Written task >>
Gather the lines below that include the string "إليه", copying each in full.

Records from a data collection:

***

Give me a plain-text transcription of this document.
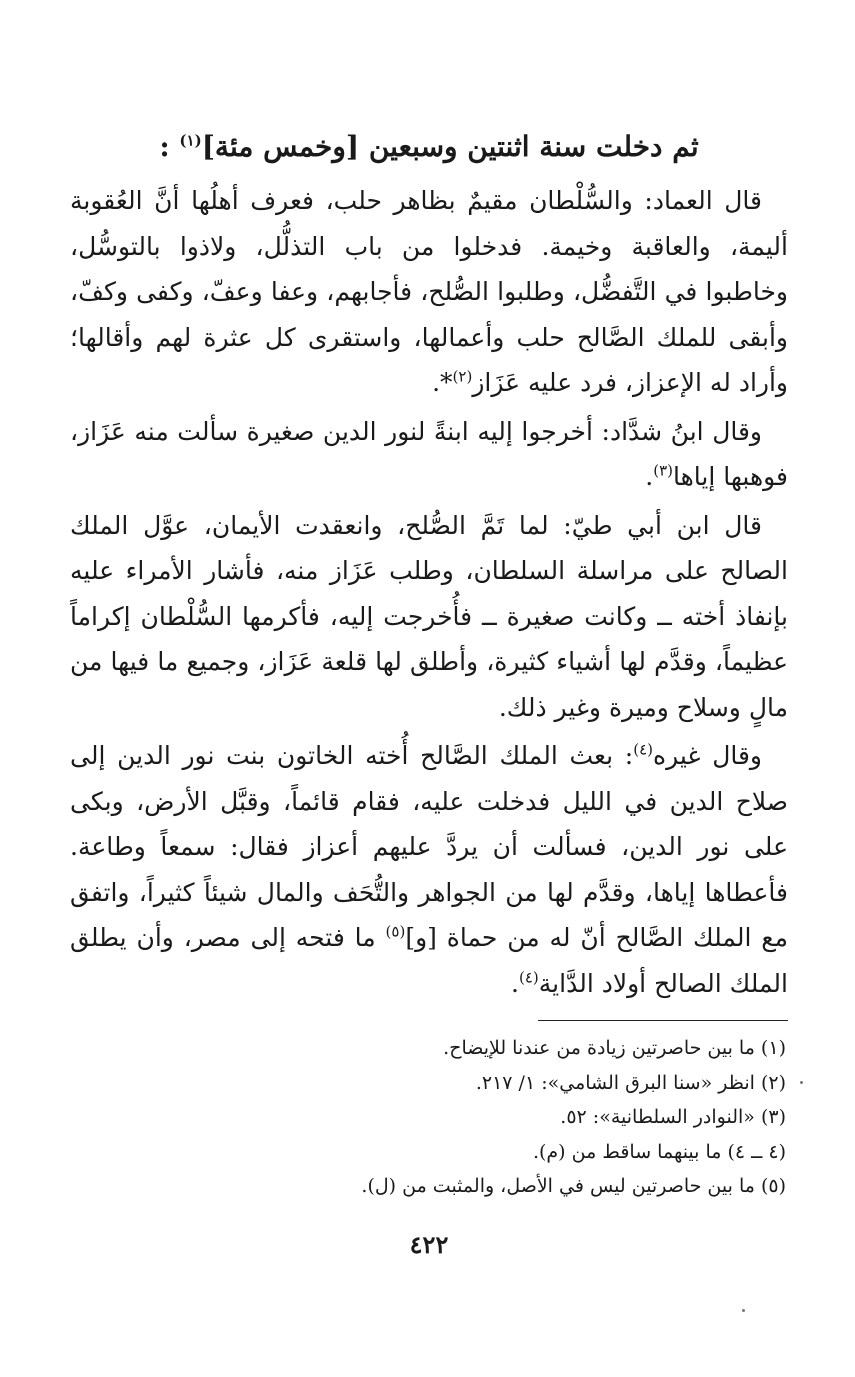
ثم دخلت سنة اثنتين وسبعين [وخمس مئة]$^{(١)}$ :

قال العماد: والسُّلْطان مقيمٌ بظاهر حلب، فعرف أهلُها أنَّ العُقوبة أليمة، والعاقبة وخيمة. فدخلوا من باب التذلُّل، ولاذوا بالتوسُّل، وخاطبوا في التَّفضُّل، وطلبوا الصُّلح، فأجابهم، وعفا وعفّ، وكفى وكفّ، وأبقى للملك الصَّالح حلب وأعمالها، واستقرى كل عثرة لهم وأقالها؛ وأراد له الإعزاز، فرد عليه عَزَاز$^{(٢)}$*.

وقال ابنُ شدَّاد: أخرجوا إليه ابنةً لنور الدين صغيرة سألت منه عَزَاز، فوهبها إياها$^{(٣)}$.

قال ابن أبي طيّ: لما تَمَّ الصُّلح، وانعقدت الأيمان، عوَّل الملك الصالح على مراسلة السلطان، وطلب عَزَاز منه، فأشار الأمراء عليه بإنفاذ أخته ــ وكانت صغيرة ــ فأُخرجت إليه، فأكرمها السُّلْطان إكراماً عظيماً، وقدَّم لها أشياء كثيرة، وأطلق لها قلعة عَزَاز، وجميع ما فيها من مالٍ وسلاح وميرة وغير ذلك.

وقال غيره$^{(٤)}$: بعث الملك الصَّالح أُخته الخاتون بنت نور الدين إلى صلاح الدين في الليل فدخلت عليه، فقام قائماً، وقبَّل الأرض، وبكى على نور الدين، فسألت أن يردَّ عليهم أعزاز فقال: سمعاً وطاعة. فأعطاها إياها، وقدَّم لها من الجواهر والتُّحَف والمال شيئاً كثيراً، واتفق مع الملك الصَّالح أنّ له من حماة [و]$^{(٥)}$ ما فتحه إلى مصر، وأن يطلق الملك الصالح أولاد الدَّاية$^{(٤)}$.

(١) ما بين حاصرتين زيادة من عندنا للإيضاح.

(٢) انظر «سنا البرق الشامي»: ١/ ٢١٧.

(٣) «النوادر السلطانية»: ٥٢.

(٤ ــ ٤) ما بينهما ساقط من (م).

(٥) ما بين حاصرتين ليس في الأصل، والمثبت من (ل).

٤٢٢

***

Answer for the task >>
وقال ابنُ شدَّاد: أخرجوا إليه ابنةً لنور الدين صغيرة سألت منه عَزَاز، فوهبها إياها$^{(٣)}$.
قال ابن أبي طيّ: لما تَمَّ الصُّلح، وانعقدت الأيمان، عوَّل الملك الصالح على مراسلة السلطان، وطلب عَزَاز منه، فأشار الأمراء عليه بإنفاذ أخته ــ وكانت صغيرة ــ فأُخرجت إليه، فأكرمها السُّلْطان إكراماً عظيماً، وقدَّم لها أشياء كثيرة، وأطلق لها قلعة عَزَاز، وجميع ما فيها من مالٍ وسلاح وميرة وغير ذلك.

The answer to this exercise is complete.